**GIVEN REQUEST**: Output the full material exactly as it appears here.

-- RECORD SET start --

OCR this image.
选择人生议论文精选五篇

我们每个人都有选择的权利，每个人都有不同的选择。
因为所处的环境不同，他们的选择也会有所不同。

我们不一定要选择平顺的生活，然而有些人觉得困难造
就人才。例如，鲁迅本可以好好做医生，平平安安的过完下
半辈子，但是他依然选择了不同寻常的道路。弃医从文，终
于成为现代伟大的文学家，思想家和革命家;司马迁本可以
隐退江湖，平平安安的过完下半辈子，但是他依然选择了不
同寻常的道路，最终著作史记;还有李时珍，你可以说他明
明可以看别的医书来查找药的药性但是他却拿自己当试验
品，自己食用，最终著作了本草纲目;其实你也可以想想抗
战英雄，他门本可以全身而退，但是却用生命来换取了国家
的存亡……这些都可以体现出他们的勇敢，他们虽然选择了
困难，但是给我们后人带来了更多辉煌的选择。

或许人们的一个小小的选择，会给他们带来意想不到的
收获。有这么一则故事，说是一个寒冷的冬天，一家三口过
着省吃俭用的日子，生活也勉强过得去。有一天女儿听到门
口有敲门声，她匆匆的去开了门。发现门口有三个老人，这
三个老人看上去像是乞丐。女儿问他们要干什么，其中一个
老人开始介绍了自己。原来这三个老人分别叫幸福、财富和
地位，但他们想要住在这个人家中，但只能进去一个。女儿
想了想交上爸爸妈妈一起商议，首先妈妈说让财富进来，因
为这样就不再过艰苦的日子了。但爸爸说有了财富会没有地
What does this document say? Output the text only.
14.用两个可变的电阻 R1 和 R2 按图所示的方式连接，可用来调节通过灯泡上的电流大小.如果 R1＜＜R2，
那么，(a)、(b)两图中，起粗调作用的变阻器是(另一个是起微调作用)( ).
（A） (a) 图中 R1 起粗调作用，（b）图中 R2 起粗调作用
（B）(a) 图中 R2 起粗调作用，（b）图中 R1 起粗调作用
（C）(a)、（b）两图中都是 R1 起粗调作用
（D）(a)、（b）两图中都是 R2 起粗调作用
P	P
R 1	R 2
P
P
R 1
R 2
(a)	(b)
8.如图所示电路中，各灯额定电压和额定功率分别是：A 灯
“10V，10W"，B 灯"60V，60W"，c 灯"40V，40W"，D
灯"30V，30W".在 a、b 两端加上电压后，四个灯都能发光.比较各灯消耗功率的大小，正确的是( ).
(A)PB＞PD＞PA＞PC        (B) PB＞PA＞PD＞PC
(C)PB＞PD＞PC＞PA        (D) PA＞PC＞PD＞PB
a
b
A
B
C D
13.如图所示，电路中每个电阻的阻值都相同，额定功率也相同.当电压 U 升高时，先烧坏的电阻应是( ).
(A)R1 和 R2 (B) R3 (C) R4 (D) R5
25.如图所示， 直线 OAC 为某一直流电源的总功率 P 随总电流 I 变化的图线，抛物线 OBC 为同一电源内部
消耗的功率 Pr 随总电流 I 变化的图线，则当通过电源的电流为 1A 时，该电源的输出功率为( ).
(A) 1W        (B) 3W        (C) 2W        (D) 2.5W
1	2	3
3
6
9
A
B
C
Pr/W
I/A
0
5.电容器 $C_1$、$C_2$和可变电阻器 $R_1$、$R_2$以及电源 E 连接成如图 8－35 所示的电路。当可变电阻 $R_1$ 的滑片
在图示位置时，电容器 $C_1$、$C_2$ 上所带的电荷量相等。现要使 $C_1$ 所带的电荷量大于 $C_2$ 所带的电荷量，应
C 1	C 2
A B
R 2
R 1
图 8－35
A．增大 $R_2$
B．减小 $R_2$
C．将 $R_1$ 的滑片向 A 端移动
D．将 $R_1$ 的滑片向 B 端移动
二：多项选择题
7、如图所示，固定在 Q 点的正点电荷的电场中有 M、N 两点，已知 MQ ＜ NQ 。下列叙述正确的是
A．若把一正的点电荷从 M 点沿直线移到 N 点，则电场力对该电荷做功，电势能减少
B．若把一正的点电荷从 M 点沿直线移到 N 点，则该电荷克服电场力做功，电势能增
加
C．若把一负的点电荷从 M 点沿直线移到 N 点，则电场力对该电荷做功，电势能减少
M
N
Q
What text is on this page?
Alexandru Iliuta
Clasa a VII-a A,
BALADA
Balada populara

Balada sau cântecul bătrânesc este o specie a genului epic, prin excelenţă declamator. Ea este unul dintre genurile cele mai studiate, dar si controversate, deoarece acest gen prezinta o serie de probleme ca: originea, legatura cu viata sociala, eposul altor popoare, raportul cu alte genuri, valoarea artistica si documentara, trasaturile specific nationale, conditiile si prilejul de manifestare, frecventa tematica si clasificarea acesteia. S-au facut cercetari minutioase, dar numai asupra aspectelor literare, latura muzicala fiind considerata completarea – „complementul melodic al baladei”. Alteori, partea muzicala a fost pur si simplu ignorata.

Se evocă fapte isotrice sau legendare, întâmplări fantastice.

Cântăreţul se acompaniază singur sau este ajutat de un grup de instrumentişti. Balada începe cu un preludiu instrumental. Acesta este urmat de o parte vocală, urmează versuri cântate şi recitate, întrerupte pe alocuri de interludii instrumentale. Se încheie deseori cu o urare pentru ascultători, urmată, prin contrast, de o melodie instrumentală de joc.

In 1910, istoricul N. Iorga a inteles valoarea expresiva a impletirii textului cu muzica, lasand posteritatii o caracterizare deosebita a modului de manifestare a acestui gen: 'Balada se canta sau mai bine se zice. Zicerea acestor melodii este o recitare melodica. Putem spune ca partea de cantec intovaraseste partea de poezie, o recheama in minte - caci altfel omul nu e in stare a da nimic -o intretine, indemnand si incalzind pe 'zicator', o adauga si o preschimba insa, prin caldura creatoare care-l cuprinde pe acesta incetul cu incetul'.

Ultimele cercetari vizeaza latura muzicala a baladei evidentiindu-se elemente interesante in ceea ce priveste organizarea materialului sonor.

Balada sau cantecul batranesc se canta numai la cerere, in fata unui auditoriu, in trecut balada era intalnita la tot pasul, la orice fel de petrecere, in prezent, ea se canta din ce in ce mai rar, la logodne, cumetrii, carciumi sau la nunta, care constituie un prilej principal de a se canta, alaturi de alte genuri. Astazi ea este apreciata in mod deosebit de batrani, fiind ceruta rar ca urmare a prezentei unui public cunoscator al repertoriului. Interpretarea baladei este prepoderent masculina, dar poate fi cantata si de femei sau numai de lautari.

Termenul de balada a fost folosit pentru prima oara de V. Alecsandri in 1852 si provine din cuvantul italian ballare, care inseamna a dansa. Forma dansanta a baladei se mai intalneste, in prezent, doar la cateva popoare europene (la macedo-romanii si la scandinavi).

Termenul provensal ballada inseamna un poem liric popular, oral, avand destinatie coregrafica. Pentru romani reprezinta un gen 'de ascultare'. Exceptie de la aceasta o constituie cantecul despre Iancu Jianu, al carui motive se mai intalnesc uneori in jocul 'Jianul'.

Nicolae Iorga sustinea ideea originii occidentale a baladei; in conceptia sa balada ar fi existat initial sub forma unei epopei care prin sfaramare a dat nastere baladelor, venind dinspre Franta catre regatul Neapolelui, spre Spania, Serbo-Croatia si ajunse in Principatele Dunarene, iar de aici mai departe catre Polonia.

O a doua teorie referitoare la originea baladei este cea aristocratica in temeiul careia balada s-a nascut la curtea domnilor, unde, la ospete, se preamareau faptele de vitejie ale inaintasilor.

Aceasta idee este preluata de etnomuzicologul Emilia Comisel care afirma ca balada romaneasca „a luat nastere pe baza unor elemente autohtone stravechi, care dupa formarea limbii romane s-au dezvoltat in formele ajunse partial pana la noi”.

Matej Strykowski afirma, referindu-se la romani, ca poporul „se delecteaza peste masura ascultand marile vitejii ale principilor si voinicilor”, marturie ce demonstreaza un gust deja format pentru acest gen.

-- RECORD SET end --

**COMPLETE RESPONSE**:
OCR this image.
选择人生议论文精选五篇

我们每个人都有选择的权利，每个人都有不同的选择。
因为所处的环境不同，他们的选择也会有所不同。

我们不一定要选择平顺的生活，然而有些人觉得困难造
就人才。例如，鲁迅本可以好好做医生，平平安安的过完下
半辈子，但是他依然选择了不同寻常的道路。弃医从文，终
于成为现代伟大的文学家，思想家和革命家;司马迁本可以
隐退江湖，平平安安的过完下半辈子，但是他依然选择了不
同寻常的道路，最终著作史记;还有李时珍，你可以说他明
明可以看别的医书来查找药的药性但是他却拿自己当试验
品，自己食用，最终著作了本草纲目;其实你也可以想想抗
战英雄，他门本可以全身而退，但是却用生命来换取了国家
的存亡……这些都可以体现出他们的勇敢，他们虽然选择了
困难，但是给我们后人带来了更多辉煌的选择。

或许人们的一个小小的选择，会给他们带来意想不到的
收获。有这么一则故事，说是一个寒冷的冬天，一家三口过
着省吃俭用的日子，生活也勉强过得去。有一天女儿听到门
口有敲门声，她匆匆的去开了门。发现门口有三个老人，这
三个老人看上去像是乞丐。女儿问他们要干什么，其中一个
老人开始介绍了自己。原来这三个老人分别叫幸福、财富和
地位，但他们想要住在这个人家中，但只能进去一个。女儿
想了想交上爸爸妈妈一起商议，首先妈妈说让财富进来，因
为这样就不再过艰苦的日子了。但爸爸说有了财富会没有地
What does this document say? Output the text only.
14.用两个可变的电阻 R1 和 R2 按图所示的方式连接，可用来调节通过灯泡上的电流大小.如果 R1＜＜R2，
那么，(a)、(b)两图中，起粗调作用的变阻器是(另一个是起微调作用)( ).
（A） (a) 图中 R1 起粗调作用，（b）图中 R2 起粗调作用
（B）(a) 图中 R2 起粗调作用，（b）图中 R1 起粗调作用
（C）(a)、（b）两图中都是 R1 起粗调作用
（D）(a)、（b）两图中都是 R2 起粗调作用
P	P
R 1	R 2
P
P
R 1
R 2
(a)	(b)
8.如图所示电路中，各灯额定电压和额定功率分别是：A 灯
“10V，10W"，B 灯"60V，60W"，c 灯"40V，40W"，D
灯"30V，30W".在 a、b 两端加上电压后，四个灯都能发光.比较各灯消耗功率的大小，正确的是( ).
(A)PB＞PD＞PA＞PC        (B) PB＞PA＞PD＞PC
(C)PB＞PD＞PC＞PA        (D) PA＞PC＞PD＞PB
a
b
A
B
C D
13.如图所示，电路中每个电阻的阻值都相同，额定功率也相同.当电压 U 升高时，先烧坏的电阻应是( ).
(A)R1 和 R2 (B) R3 (C) R4 (D) R5
25.如图所示， 直线 OAC 为某一直流电源的总功率 P 随总电流 I 变化的图线，抛物线 OBC 为同一电源内部
消耗的功率 Pr 随总电流 I 变化的图线，则当通过电源的电流为 1A 时，该电源的输出功率为( ).
(A) 1W        (B) 3W        (C) 2W        (D) 2.5W
1	2	3
3
6
9
A
B
C
Pr/W
I/A
0
5.电容器 $C_1$、$C_2$和可变电阻器 $R_1$、$R_2$以及电源 E 连接成如图 8－35 所示的电路。当可变电阻 $R_1$ 的滑片
在图示位置时，电容器 $C_1$、$C_2$ 上所带的电荷量相等。现要使 $C_1$ 所带的电荷量大于 $C_2$ 所带的电荷量，应
C 1	C 2
A B
R 2
R 1
图 8－35
A．增大 $R_2$
B．减小 $R_2$
C．将 $R_1$ 的滑片向 A 端移动
D．将 $R_1$ 的滑片向 B 端移动
二：多项选择题
7、如图所示，固定在 Q 点的正点电荷的电场中有 M、N 两点，已知 MQ ＜ NQ 。下列叙述正确的是
A．若把一正的点电荷从 M 点沿直线移到 N 点，则电场力对该电荷做功，电势能减少
B．若把一正的点电荷从 M 点沿直线移到 N 点，则该电荷克服电场力做功，电势能增
加
C．若把一负的点电荷从 M 点沿直线移到 N 点，则电场力对该电荷做功，电势能减少
M
N
Q
What text is on this page?
Alexandru Iliuta
Clasa a VII-a A,
BALADA
Balada populara

Balada sau cântecul bătrânesc este o specie a genului epic, prin excelenţă declamator. Ea este unul dintre genurile cele mai studiate, dar si controversate, deoarece acest gen prezinta o serie de probleme ca: originea, legatura cu viata sociala, eposul altor popoare, raportul cu alte genuri, valoarea artistica si documentara, trasaturile specific nationale, conditiile si prilejul de manifestare, frecventa tematica si clasificarea acesteia. S-au facut cercetari minutioase, dar numai asupra aspectelor literare, latura muzicala fiind considerata completarea – „complementul melodic al baladei”. Alteori, partea muzicala a fost pur si simplu ignorata.

Se evocă fapte isotrice sau legendare, întâmplări fantastice.

Cântăreţul se acompaniază singur sau este ajutat de un grup de instrumentişti. Balada începe cu un preludiu instrumental. Acesta este urmat de o parte vocală, urmează versuri cântate şi recitate, întrerupte pe alocuri de interludii instrumentale. Se încheie deseori cu o urare pentru ascultători, urmată, prin contrast, de o melodie instrumentală de joc.

In 1910, istoricul N. Iorga a inteles valoarea expresiva a impletirii textului cu muzica, lasand posteritatii o caracterizare deosebita a modului de manifestare a acestui gen: 'Balada se canta sau mai bine se zice. Zicerea acestor melodii este o recitare melodica. Putem spune ca partea de cantec intovaraseste partea de poezie, o recheama in minte - caci altfel omul nu e in stare a da nimic -o intretine, indemnand si incalzind pe 'zicator', o adauga si o preschimba insa, prin caldura creatoare care-l cuprinde pe acesta incetul cu incetul'.

Ultimele cercetari vizeaza latura muzicala a baladei evidentiindu-se elemente interesante in ceea ce priveste organizarea materialului sonor.

Balada sau cantecul batranesc se canta numai la cerere, in fata unui auditoriu, in trecut balada era intalnita la tot pasul, la orice fel de petrecere, in prezent, ea se canta din ce in ce mai rar, la logodne, cumetrii, carciumi sau la nunta, care constituie un prilej principal de a se canta, alaturi de alte genuri. Astazi ea este apreciata in mod deosebit de batrani, fiind ceruta rar ca urmare a prezentei unui public cunoscator al repertoriului. Interpretarea baladei este prepoderent masculina, dar poate fi cantata si de femei sau numai de lautari.

Termenul de balada a fost folosit pentru prima oara de V. Alecsandri in 1852 si provine din cuvantul italian ballare, care inseamna a dansa. Forma dansanta a baladei se mai intalneste, in prezent, doar la cateva popoare europene (la macedo-romanii si la scandinavi).

Termenul provensal ballada inseamna un poem liric popular, oral, avand destinatie coregrafica. Pentru romani reprezinta un gen 'de ascultare'. Exceptie de la aceasta o constituie cantecul despre Iancu Jianu, al carui motive se mai intalnesc uneori in jocul 'Jianul'.

Nicolae Iorga sustinea ideea originii occidentale a baladei; in conceptia sa balada ar fi existat initial sub forma unei epopei care prin sfaramare a dat nastere baladelor, venind dinspre Franta catre regatul Neapolelui, spre Spania, Serbo-Croatia si ajunse in Principatele Dunarene, iar de aici mai departe catre Polonia.

O a doua teorie referitoare la originea baladei este cea aristocratica in temeiul careia balada s-a nascut la curtea domnilor, unde, la ospete, se preamareau faptele de vitejie ale inaintasilor.

Aceasta idee este preluata de etnomuzicologul Emilia Comisel care afirma ca balada romaneasca „a luat nastere pe baza unor elemente autohtone stravechi, care dupa formarea limbii romane s-au dezvoltat in formele ajunse partial pana la noi”.

Matej Strykowski afirma, referindu-se la romani, ca poporul „se delecteaza peste masura ascultand marile vitejii ale principilor si voinicilor”, marturie ce demonstreaza un gust deja format pentru acest gen.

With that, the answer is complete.